- _Exercise goal_:
Go through the lines below. Copy those with "this".

- _Listed records_:
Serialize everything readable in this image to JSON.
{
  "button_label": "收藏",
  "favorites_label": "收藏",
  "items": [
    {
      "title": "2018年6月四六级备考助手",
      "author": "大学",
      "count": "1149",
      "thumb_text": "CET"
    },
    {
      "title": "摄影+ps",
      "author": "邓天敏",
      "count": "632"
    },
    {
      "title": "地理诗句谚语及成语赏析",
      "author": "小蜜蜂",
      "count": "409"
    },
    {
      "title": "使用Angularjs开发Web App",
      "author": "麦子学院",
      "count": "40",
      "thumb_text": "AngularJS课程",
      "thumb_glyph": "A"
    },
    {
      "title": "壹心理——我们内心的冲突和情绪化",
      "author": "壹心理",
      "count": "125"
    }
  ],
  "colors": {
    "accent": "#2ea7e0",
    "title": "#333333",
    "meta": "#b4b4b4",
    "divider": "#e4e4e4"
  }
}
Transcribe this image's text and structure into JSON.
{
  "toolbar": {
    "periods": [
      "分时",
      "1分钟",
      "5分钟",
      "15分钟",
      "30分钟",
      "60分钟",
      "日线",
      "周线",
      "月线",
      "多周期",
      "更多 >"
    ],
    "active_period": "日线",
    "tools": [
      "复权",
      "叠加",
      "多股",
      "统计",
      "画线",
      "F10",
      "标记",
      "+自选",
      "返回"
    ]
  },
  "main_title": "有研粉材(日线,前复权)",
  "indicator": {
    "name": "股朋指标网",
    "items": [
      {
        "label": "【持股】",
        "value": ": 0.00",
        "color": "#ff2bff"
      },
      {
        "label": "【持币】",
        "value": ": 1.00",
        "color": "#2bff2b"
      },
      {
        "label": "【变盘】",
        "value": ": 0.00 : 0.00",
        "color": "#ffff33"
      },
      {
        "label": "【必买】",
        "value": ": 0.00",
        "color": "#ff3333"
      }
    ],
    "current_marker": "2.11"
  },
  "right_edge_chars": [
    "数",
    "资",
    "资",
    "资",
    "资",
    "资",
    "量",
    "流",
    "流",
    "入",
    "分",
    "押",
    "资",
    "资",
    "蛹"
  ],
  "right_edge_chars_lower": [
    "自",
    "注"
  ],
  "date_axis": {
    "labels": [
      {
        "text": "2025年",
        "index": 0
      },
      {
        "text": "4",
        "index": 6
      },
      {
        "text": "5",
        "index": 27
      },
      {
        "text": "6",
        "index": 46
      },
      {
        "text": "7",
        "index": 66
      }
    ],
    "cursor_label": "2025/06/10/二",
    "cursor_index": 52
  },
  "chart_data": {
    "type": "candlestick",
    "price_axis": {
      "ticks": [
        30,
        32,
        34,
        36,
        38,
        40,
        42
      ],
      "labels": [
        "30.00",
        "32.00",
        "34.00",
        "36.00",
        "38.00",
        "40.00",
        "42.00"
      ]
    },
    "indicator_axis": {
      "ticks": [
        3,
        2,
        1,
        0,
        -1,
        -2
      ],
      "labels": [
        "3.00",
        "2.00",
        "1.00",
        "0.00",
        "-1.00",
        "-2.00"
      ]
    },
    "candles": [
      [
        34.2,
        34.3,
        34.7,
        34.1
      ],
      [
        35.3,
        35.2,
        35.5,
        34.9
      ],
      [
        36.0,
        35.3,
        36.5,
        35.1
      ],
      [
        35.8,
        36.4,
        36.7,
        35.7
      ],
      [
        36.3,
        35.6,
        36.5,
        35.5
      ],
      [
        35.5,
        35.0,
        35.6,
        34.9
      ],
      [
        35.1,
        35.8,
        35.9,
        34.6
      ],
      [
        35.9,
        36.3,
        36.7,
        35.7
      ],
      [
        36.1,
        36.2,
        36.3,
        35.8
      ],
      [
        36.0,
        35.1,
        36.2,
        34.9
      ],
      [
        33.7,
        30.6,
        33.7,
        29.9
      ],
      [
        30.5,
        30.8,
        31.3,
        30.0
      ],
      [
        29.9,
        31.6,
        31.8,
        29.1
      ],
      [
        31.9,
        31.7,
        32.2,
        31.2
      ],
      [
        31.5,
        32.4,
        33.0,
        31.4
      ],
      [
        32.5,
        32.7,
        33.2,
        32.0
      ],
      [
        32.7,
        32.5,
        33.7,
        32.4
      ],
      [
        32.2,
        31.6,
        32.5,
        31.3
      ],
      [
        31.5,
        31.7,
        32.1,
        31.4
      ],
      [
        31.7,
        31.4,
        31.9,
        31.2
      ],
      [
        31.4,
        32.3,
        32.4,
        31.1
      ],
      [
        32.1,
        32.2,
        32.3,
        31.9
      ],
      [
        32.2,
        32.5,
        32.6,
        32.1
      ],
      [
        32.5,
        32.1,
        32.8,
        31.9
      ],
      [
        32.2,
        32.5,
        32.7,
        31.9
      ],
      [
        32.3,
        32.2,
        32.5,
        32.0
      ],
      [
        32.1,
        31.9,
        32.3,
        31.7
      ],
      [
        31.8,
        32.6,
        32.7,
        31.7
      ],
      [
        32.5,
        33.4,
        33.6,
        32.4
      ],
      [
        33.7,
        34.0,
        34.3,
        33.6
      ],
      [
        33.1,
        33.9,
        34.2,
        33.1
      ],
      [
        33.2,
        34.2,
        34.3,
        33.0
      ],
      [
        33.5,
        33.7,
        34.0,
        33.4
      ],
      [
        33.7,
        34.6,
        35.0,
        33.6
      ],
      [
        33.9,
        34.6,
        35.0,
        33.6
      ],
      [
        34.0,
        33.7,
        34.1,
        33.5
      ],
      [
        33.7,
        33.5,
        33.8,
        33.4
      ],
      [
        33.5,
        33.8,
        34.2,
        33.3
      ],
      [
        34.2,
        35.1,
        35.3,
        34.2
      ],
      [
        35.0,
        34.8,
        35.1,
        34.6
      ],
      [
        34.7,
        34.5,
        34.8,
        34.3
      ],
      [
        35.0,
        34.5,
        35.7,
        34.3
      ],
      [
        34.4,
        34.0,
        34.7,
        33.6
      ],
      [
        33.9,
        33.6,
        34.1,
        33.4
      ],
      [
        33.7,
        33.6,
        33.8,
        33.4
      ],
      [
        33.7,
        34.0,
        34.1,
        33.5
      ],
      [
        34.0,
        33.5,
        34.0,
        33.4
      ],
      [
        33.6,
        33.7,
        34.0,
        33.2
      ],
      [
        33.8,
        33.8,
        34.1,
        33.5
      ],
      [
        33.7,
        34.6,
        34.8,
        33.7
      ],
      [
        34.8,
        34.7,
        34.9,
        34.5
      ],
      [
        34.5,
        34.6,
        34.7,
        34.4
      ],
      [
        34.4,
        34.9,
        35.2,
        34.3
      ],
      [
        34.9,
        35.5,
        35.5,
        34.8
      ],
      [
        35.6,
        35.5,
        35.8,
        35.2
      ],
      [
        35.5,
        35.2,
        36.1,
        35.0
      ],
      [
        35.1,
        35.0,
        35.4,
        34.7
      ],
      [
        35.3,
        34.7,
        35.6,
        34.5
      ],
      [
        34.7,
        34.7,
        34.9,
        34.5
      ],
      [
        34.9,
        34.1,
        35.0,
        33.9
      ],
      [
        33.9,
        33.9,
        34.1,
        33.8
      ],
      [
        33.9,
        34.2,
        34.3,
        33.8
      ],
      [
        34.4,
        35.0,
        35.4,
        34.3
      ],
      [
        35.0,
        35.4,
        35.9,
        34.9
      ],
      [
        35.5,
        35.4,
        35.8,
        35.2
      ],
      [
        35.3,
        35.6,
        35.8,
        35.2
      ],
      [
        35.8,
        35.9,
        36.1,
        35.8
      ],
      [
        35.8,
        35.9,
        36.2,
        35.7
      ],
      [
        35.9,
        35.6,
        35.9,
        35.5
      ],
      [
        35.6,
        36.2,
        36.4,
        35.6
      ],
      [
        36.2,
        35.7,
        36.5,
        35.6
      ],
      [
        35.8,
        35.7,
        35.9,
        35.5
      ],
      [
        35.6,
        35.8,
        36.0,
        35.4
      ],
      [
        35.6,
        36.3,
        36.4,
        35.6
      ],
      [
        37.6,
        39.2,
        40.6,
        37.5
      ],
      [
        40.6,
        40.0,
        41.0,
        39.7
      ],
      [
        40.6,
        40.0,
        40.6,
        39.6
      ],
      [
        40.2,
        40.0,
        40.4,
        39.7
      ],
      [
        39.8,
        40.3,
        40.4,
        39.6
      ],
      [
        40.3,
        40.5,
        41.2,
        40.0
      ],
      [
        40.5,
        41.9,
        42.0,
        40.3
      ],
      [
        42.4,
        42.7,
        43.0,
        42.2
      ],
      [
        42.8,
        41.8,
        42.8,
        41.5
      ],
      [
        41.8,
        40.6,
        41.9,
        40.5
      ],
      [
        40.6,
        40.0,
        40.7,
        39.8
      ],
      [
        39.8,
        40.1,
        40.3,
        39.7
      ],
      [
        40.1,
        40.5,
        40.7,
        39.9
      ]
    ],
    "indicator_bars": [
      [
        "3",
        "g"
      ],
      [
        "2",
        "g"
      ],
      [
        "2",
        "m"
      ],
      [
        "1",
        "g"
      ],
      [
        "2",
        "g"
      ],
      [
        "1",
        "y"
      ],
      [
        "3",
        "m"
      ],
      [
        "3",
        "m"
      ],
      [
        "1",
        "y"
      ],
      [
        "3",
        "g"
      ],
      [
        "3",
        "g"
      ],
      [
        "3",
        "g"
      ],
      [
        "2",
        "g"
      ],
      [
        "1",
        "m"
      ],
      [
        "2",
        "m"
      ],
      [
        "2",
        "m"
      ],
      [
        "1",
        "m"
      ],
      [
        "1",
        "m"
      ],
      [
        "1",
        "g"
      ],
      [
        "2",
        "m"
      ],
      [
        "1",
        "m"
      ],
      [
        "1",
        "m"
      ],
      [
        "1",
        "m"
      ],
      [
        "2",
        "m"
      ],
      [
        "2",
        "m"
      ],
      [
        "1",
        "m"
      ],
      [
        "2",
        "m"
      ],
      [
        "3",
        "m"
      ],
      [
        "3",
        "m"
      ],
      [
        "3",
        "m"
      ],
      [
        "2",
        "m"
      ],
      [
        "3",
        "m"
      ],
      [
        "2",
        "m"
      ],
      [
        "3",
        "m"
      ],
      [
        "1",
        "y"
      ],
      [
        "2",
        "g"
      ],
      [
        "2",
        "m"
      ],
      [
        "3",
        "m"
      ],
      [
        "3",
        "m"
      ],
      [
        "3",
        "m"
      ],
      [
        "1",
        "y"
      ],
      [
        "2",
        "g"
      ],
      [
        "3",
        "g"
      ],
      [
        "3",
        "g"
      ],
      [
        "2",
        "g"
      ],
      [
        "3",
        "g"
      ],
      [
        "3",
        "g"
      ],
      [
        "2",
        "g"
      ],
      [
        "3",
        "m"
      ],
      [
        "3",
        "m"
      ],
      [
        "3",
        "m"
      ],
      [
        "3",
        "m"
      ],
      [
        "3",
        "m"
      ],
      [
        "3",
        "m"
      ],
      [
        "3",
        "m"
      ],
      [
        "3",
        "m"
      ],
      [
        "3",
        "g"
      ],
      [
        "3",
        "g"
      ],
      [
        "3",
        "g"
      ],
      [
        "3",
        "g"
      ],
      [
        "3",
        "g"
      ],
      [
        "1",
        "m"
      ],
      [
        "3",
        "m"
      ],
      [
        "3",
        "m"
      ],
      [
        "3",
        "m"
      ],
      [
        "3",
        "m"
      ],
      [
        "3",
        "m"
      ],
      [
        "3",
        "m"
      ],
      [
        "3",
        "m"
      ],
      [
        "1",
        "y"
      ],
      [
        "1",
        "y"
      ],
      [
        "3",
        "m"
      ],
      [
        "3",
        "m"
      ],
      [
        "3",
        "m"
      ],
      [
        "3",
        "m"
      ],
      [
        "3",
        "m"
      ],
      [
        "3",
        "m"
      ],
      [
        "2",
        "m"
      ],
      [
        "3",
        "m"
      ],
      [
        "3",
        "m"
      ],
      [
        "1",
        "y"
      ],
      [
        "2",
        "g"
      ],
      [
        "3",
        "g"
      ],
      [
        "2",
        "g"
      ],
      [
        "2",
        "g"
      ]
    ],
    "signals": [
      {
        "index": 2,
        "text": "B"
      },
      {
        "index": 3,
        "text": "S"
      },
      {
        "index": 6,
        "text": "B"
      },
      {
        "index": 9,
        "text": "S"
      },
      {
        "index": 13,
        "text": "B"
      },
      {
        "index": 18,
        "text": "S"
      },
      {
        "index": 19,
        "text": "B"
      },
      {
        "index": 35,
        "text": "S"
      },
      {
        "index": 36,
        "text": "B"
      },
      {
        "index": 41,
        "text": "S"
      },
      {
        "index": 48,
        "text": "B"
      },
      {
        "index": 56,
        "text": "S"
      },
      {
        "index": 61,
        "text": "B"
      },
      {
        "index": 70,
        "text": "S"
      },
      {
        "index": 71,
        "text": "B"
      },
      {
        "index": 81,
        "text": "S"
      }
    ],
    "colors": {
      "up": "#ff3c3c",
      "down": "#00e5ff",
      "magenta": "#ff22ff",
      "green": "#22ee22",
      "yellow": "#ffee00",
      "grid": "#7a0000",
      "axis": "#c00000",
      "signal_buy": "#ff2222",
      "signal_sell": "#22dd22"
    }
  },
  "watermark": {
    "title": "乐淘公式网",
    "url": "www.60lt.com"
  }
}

- _Full answer_:
Serialize everything readable in this image to JSON.
Transcribe this image's text and structure into JSON.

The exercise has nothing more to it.